*TASK INSTRUCTIONS*. Copy every line of the data below verbatim, keeping each character, number and space unchanged.

## BEGIN RECORD LIST

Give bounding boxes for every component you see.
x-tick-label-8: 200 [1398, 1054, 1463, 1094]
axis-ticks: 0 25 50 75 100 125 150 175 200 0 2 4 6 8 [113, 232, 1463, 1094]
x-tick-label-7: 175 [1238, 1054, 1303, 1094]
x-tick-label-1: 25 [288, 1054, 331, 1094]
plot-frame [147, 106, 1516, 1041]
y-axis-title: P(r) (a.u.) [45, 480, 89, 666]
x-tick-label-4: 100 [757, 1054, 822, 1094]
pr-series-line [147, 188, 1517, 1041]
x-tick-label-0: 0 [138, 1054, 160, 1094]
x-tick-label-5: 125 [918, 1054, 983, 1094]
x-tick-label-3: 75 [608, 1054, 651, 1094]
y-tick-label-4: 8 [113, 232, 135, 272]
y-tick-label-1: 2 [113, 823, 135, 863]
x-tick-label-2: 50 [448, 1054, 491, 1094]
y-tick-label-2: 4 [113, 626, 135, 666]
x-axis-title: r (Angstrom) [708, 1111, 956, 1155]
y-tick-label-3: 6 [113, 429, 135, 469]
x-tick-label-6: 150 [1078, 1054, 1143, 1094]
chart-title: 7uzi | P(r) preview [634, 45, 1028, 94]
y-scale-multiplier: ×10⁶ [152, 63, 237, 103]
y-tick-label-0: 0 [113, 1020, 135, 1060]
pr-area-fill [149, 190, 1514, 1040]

## END RECORD LIST

*TASK OUTPUT*.
Give bounding boxes for every component you see.
x-tick-label-8: 200 [1398, 1054, 1463, 1094]
axis-ticks: 0 25 50 75 100 125 150 175 200 0 2 4 6 8 [113, 232, 1463, 1094]
x-tick-label-7: 175 [1238, 1054, 1303, 1094]
x-tick-label-1: 25 [288, 1054, 331, 1094]
plot-frame [147, 106, 1516, 1041]
y-axis-title: P(r) (a.u.) [45, 480, 89, 666]
x-tick-label-4: 100 [757, 1054, 822, 1094]
pr-series-line [147, 188, 1517, 1041]
x-tick-label-0: 0 [138, 1054, 160, 1094]
x-tick-label-5: 125 [918, 1054, 983, 1094]
x-tick-label-3: 75 [608, 1054, 651, 1094]
y-tick-label-4: 8 [113, 232, 135, 272]
y-tick-label-1: 2 [113, 823, 135, 863]
x-tick-label-2: 50 [448, 1054, 491, 1094]
y-tick-label-2: 4 [113, 626, 135, 666]
x-axis-title: r (Angstrom) [708, 1111, 956, 1155]
y-tick-label-3: 6 [113, 429, 135, 469]
x-tick-label-6: 150 [1078, 1054, 1143, 1094]
chart-title: 7uzi | P(r) preview [634, 45, 1028, 94]
y-scale-multiplier: ×10⁶ [152, 63, 237, 103]
y-tick-label-0: 0 [113, 1020, 135, 1060]
pr-area-fill [149, 190, 1514, 1040]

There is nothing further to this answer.